Aim of the exercise: Edit the listing from the line containing "light-stripe <box>430 64 455 490</box>" down to the line containing "light-stripe <box>40 64 65 490</box>" by replacing "corner-arcs" with "corner-arc-markings". Reproduce those lines in full, with no other changes.

[Items listed in a dataset]
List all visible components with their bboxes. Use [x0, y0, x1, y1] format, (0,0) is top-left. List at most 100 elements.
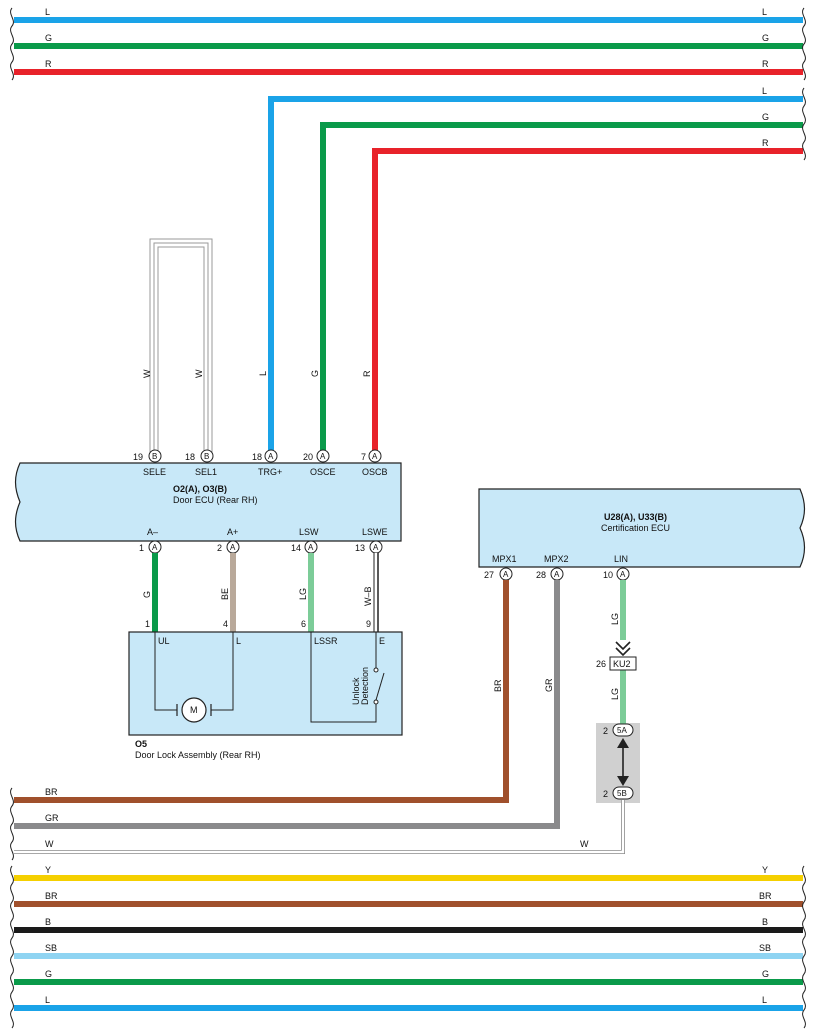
junction-bottom-label: 5B	[617, 789, 627, 798]
connector-letter: A	[554, 570, 560, 579]
mid-bus-label-br: BR	[45, 787, 58, 797]
lock-pin-number-lssr: 6	[301, 619, 306, 629]
branch-bus: L G R	[268, 86, 803, 452]
door-ecu-subtitle: Door ECU (Rear RH)	[173, 495, 258, 505]
lock-pin-number-ul: 1	[145, 619, 150, 629]
bottom-bus-label-l-left: L	[45, 995, 50, 1005]
connector-letter: A	[373, 543, 379, 552]
motor-circuit-wire	[154, 632, 177, 711]
pin-name: LSWE	[362, 527, 388, 537]
mid-bus-label-gr: GR	[45, 813, 59, 823]
door-ecu-pin-sele: 19 B SELE	[133, 449, 166, 477]
connector-circle	[264, 449, 278, 463]
door-ecu-to-lock-wires: G BE LG W–B	[142, 553, 379, 632]
bottom-bus-label-g-left: G	[45, 969, 52, 979]
connector-circle	[200, 449, 214, 463]
branch-label-l: L	[762, 86, 767, 96]
break-marks-left	[10, 7, 14, 1029]
door-ecu-pin-sel1: 18 B SEL1	[185, 449, 217, 477]
wire-label-mpx2: GR	[544, 678, 554, 692]
door-lock-name: Door Lock Assembly (Rear RH)	[135, 750, 261, 760]
lock-pin-name-lssr: LSSR	[314, 636, 338, 646]
door-ecu-body	[14, 462, 402, 542]
switch-label-line2: Detection	[360, 667, 370, 705]
branch-label-r: R	[762, 138, 769, 148]
ku2-label: KU2	[613, 659, 631, 669]
pin-name: LSW	[299, 527, 319, 537]
door-ecu-pin-oscb: 7 A OSCB	[361, 449, 388, 477]
connector-chevron-icon	[615, 641, 631, 651]
cert-ecu-subtitle: Certification ECU	[601, 523, 670, 533]
connector-letter: A	[230, 543, 236, 552]
door-lock-body	[128, 631, 403, 736]
junction-top-label: 5A	[617, 726, 627, 735]
switch-circuit-wire	[310, 632, 377, 723]
wire-mpx1-br	[14, 580, 509, 803]
door-ecu: O2(A), O3(B) Door ECU (Rear RH) 19 B SEL…	[14, 449, 402, 554]
connector-letter: B	[204, 452, 209, 461]
top-bus: L L G G R R	[14, 7, 803, 75]
bottom-bus-label-y-right: Y	[762, 865, 768, 875]
junction-bottom-connector	[612, 786, 634, 800]
bottom-bus-label-sb-right: SB	[759, 943, 771, 953]
ku2-connector	[609, 656, 637, 671]
door-lock-code: O5	[135, 739, 147, 749]
wire-label-a-minus: G	[142, 591, 152, 598]
connector-letter: A	[152, 543, 158, 552]
ku2-pin-number: 26	[596, 659, 606, 669]
pin-number: 14	[291, 543, 301, 553]
arrow-down-icon	[617, 776, 629, 786]
top-bus-label-g-right: G	[762, 33, 769, 43]
pin-number: 2	[217, 543, 222, 553]
connector-circle	[148, 449, 162, 463]
branch-label-g: G	[762, 112, 769, 122]
motor-circuit-wire-return	[211, 632, 234, 711]
bottom-bus-label-b-right: B	[762, 917, 768, 927]
connector-letter: A	[268, 452, 274, 461]
cert-ecu-body	[478, 488, 806, 568]
wire-label-lin-lower: LG	[610, 688, 620, 700]
wire-label-sele: W	[142, 369, 152, 378]
pin-number: 13	[355, 543, 365, 553]
pin-number: 28	[536, 570, 546, 580]
wire-lswe	[373, 553, 379, 632]
wire-label-sel1: W	[194, 369, 204, 378]
switch-label-line1: Unlock	[351, 677, 361, 705]
bottom-bus-label-y-left: Y	[45, 865, 51, 875]
wire-label-lsw: LG	[298, 588, 308, 600]
wire-label-oscb: R	[362, 370, 372, 377]
pin-name: LIN	[614, 554, 628, 564]
wire-label-a-plus: BE	[220, 588, 230, 600]
door-ecu-title: O2(A), O3(B)	[173, 484, 227, 494]
white-loop-wire	[149, 238, 213, 452]
bottom-bus: Y Y BR BR B B SB SB G G L L	[14, 865, 803, 1011]
pin-name: SEL1	[195, 467, 217, 477]
lock-pin-number-l: 4	[223, 619, 228, 629]
connector-letter: A	[503, 570, 509, 579]
pin-name: TRG+	[258, 467, 282, 477]
pin-number: 10	[603, 570, 613, 580]
bottom-bus-label-br-left: BR	[45, 891, 58, 901]
door-ecu-pin-lswe: LSWE 13 A	[355, 527, 388, 554]
motor-icon	[181, 697, 207, 723]
lock-pin-name-l: L	[236, 636, 241, 646]
pin-name: A+	[227, 527, 238, 537]
pin-number: 20	[303, 452, 313, 462]
cert-ecu-pin-mpx1: MPX1 27 A	[484, 554, 517, 581]
wire-mpx2-gr	[14, 580, 560, 829]
pin-name: OSCE	[310, 467, 336, 477]
pin-number: 27	[484, 570, 494, 580]
branch-wire-l	[268, 96, 803, 452]
mid-bus-label-w-right: W	[580, 839, 589, 849]
wire-w	[14, 800, 625, 854]
door-ecu-pin-lsw: LSW 14 A	[291, 527, 319, 554]
switch-icon	[375, 672, 385, 701]
top-bus-label-l-left: L	[45, 7, 50, 17]
pin-number: 18	[252, 452, 262, 462]
door-ecu-pin-osce: 20 A OSCE	[303, 449, 336, 477]
arrow-up-icon	[617, 738, 629, 748]
pin-number: 19	[133, 452, 143, 462]
pin-number: 18	[185, 452, 195, 462]
bottom-bus-label-sb-left: SB	[45, 943, 57, 953]
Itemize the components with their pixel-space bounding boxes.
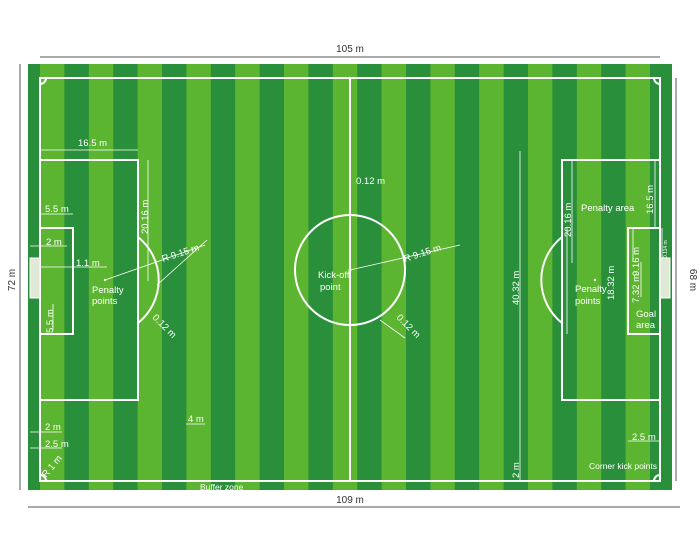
light-stripe <box>430 64 455 490</box>
corner-arcs <box>39 77 661 482</box>
light-stripe <box>625 64 650 490</box>
light-stripe <box>479 64 504 490</box>
dim-top-length: 105 m <box>336 44 364 55</box>
light-stripe <box>40 64 65 490</box>
dim-16-5-right: 16.5 m <box>645 185 656 214</box>
dim-0-12-center: 0.12 m <box>356 176 385 187</box>
center-circle <box>294 214 406 326</box>
dim-5-5: 5.5 m <box>45 204 69 215</box>
dim-right-width: 68 m <box>687 269 698 291</box>
label-goal-area: Goal <box>636 309 656 320</box>
right-penalty-arc <box>540 236 563 324</box>
right-penalty-spot <box>593 278 597 282</box>
dim-2-5m-left: 2.5 m <box>45 439 69 450</box>
light-stripe <box>528 64 553 490</box>
light-stripe <box>381 64 406 490</box>
dim-2m-right: 2 m <box>511 462 522 478</box>
dim-2m-goal: 2 m <box>46 237 62 248</box>
dim-4m: 4 m <box>188 414 204 425</box>
dim-left-width: 72 m <box>7 269 18 291</box>
label-corner-kick-points: Corner kick points <box>589 461 657 471</box>
label-kick-off-2: point <box>320 282 341 293</box>
dim-40-32: 40.32 m <box>511 271 522 305</box>
dim-20-16: 20.16 m <box>140 200 151 234</box>
label-penalty-points-right-2: points <box>575 296 601 307</box>
right-goal-net <box>659 257 671 299</box>
light-stripe <box>88 64 114 490</box>
left-goal-net <box>29 257 41 299</box>
dim-9-16: 9.16 m <box>631 247 642 276</box>
label-kick-off: Kick-off <box>318 270 350 281</box>
label-penalty-points-left-2: points <box>92 296 118 307</box>
dim-18-32: 18.32 m <box>606 266 617 300</box>
dim-20-16-right: 20.16 m <box>563 203 574 237</box>
dim-1-1: 1.1 m <box>76 258 100 269</box>
dim-bottom-length: 109 m <box>336 495 364 506</box>
label-penalty-points-right: Penalty <box>575 284 607 295</box>
dim-7-32: 7.32 m <box>631 274 642 303</box>
left-penalty-arc <box>137 236 160 324</box>
dim-16-5: 16.5 m <box>78 138 107 149</box>
dim-5-5-side: 5.5 m <box>45 309 56 333</box>
light-stripe <box>186 64 211 490</box>
light-stripe <box>576 64 602 490</box>
label-penalty-area: Penalty area <box>581 203 635 214</box>
label-penalty-points-left: Penalty <box>92 285 124 296</box>
dim-0-114: 0.114 m <box>663 240 669 258</box>
dim-2m-buffer: 2 m <box>45 422 61 433</box>
light-stripe <box>332 64 358 490</box>
dim-2-5m-right: 2.5 m <box>632 432 656 443</box>
label-buffer-zone: Buffer zone <box>200 482 244 492</box>
label-goal-area-2: area <box>636 320 656 331</box>
light-stripe <box>235 64 260 490</box>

Result:
light-stripe <box>430 64 455 490</box>
corner-arc-markings <box>39 77 661 482</box>
light-stripe <box>625 64 650 490</box>
light-stripe <box>479 64 504 490</box>
dim-top-length: 105 m <box>336 44 364 55</box>
light-stripe <box>40 64 65 490</box>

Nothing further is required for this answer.